[BEGIN LISTING]

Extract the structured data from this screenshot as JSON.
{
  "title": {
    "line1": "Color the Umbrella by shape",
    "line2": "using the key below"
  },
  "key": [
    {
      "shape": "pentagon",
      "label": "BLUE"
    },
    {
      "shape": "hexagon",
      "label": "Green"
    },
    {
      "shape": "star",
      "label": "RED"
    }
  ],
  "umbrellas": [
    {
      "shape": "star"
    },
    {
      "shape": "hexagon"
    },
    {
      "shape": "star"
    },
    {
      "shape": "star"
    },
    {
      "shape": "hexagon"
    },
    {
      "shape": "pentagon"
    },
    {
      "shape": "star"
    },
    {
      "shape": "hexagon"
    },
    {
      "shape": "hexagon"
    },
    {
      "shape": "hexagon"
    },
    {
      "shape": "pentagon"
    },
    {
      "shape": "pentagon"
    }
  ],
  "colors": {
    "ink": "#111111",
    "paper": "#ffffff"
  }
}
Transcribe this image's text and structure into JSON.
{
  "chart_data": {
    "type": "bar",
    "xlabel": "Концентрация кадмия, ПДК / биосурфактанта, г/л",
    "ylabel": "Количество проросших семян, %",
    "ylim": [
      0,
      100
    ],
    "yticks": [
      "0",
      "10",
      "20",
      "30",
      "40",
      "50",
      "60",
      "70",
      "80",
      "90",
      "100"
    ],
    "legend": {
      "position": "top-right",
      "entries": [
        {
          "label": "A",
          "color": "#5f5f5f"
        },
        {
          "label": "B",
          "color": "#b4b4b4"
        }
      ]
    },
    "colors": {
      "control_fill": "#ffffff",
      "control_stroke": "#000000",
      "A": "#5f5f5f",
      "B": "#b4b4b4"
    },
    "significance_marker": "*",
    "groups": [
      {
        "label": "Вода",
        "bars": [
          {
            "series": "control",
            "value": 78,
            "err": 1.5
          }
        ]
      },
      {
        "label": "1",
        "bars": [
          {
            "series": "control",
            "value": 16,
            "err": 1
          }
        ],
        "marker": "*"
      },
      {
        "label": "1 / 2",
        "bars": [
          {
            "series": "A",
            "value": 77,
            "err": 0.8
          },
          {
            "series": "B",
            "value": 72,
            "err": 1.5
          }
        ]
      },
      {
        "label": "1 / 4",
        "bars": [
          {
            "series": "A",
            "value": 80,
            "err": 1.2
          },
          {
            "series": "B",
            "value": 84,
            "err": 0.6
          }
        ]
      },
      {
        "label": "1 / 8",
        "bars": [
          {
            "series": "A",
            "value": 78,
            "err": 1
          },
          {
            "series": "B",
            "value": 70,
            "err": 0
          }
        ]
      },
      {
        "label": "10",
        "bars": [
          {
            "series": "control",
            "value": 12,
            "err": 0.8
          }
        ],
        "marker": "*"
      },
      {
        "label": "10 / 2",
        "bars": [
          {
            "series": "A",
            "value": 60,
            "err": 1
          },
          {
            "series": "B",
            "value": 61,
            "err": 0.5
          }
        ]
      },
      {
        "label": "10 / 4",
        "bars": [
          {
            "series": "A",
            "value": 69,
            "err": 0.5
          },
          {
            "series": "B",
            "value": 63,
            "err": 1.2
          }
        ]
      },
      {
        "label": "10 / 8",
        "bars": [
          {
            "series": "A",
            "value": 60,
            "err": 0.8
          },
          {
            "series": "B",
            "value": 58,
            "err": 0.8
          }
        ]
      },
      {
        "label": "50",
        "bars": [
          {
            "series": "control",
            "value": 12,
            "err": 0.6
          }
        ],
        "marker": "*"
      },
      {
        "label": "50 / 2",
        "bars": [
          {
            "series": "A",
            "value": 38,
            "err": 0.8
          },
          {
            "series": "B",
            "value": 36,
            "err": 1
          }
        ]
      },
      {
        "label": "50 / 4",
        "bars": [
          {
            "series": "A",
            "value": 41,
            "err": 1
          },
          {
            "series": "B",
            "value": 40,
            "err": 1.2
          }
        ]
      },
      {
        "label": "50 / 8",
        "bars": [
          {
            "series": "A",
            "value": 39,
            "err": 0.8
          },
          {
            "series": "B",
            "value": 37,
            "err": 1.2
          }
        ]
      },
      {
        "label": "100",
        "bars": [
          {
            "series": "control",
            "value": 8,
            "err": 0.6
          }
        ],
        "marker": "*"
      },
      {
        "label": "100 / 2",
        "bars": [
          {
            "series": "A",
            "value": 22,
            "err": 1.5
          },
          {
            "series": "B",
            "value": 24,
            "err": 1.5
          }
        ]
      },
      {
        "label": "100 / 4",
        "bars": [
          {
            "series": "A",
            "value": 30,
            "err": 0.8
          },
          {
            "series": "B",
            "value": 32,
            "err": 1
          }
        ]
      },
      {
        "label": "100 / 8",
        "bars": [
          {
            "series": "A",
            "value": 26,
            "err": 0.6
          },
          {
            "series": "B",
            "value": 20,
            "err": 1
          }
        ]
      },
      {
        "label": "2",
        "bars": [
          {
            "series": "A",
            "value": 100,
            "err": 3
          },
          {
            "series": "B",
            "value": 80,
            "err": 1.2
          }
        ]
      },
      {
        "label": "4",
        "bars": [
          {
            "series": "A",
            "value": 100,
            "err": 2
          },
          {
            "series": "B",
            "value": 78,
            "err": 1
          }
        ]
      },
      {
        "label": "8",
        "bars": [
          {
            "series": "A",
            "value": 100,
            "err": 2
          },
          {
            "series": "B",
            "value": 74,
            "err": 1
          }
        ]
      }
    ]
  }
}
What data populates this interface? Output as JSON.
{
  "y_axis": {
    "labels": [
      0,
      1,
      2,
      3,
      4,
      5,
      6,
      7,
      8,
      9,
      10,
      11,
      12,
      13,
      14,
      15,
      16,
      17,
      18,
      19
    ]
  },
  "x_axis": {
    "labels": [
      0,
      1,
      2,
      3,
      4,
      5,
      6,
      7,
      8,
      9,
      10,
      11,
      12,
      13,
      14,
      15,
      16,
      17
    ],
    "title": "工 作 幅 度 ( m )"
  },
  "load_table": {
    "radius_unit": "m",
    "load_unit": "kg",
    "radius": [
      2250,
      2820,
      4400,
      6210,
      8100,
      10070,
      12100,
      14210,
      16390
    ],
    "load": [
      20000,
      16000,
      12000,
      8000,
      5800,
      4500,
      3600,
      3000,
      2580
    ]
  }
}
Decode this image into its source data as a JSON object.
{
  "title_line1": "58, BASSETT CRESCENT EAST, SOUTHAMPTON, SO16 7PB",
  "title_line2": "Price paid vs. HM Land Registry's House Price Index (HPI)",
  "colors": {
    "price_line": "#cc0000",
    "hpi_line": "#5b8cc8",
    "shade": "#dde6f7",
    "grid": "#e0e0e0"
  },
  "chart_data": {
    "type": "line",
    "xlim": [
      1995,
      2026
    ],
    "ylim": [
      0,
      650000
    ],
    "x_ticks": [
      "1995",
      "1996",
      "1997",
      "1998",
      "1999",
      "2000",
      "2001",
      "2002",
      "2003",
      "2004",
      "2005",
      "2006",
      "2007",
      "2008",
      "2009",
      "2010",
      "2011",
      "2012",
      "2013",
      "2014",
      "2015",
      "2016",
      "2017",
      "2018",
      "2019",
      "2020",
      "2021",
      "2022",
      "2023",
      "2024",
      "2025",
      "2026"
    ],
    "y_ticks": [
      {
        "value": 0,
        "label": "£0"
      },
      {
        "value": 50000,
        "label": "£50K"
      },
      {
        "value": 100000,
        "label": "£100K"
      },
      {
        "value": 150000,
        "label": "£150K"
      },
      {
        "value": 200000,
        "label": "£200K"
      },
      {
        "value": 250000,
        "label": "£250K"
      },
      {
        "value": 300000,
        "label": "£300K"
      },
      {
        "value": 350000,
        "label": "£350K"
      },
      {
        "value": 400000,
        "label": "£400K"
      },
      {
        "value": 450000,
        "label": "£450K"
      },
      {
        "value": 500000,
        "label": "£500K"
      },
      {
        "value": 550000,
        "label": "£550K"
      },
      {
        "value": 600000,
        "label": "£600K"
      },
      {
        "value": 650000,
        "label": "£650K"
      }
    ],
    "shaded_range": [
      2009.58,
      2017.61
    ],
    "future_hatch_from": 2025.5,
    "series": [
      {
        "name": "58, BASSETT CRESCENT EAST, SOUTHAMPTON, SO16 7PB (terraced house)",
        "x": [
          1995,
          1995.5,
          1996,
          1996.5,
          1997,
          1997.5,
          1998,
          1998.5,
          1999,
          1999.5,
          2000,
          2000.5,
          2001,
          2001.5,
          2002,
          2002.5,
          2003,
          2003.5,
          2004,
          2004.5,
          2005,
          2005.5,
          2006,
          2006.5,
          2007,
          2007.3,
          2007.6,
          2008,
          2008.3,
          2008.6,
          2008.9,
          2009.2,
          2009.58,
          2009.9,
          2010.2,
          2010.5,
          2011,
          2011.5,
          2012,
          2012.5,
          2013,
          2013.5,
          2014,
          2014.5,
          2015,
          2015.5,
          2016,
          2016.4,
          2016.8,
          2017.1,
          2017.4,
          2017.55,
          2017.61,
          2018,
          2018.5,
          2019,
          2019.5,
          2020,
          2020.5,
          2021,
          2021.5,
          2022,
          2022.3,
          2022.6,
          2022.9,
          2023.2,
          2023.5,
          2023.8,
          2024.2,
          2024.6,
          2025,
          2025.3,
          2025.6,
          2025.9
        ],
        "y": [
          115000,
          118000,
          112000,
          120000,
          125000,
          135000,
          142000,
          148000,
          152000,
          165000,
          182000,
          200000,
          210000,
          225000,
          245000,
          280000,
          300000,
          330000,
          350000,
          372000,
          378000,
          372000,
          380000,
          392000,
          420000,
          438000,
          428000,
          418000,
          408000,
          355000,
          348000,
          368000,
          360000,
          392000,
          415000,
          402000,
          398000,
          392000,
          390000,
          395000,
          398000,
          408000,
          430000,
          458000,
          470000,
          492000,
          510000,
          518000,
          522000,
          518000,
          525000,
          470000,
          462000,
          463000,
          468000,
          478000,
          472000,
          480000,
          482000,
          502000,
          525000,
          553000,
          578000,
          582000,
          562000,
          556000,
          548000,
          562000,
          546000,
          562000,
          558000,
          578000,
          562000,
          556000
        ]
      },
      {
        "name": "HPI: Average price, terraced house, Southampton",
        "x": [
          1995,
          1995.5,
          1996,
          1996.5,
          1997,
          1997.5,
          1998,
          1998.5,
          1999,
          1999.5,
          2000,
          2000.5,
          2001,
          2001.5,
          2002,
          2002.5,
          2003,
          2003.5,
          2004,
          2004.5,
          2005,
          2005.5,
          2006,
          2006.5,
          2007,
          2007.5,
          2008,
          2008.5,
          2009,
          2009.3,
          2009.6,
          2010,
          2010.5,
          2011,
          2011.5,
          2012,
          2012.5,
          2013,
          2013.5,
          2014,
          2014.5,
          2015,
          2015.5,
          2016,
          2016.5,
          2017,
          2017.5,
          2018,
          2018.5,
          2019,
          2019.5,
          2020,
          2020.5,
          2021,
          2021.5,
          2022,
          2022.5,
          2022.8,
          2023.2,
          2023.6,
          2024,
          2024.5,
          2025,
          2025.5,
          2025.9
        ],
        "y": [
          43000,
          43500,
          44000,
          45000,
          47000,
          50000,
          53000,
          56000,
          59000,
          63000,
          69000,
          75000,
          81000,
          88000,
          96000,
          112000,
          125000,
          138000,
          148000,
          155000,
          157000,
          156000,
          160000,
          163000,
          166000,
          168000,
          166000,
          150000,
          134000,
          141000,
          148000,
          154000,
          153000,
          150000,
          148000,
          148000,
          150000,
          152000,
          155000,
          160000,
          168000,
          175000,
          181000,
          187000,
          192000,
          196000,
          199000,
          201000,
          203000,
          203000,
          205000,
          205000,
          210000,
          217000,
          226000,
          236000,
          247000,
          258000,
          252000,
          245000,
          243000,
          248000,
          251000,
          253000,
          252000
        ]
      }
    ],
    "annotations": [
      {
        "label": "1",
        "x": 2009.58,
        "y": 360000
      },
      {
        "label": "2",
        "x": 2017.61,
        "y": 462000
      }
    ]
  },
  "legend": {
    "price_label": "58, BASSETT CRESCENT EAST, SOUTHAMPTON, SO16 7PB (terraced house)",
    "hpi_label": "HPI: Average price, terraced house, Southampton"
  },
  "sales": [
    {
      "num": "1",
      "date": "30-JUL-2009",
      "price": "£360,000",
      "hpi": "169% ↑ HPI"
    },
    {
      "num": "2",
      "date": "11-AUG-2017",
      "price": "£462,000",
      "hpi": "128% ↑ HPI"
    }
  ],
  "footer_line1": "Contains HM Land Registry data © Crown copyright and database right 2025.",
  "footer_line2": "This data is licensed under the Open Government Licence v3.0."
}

[END LISTING]

_WHAT IS BEING ASKED_.
Collect each line containing the string "EAST".

_FINAL RESULT_.
  "title_line1": "58, BASSETT CRESCENT EAST, SOUTHAMPTON, SO16 7PB",
        "name": "58, BASSETT CRESCENT EAST, SOUTHAMPTON, SO16 7PB (terraced house)",
    "price_label": "58, BASSETT CRESCENT EAST, SOUTHAMPTON, SO16 7PB (terraced house)",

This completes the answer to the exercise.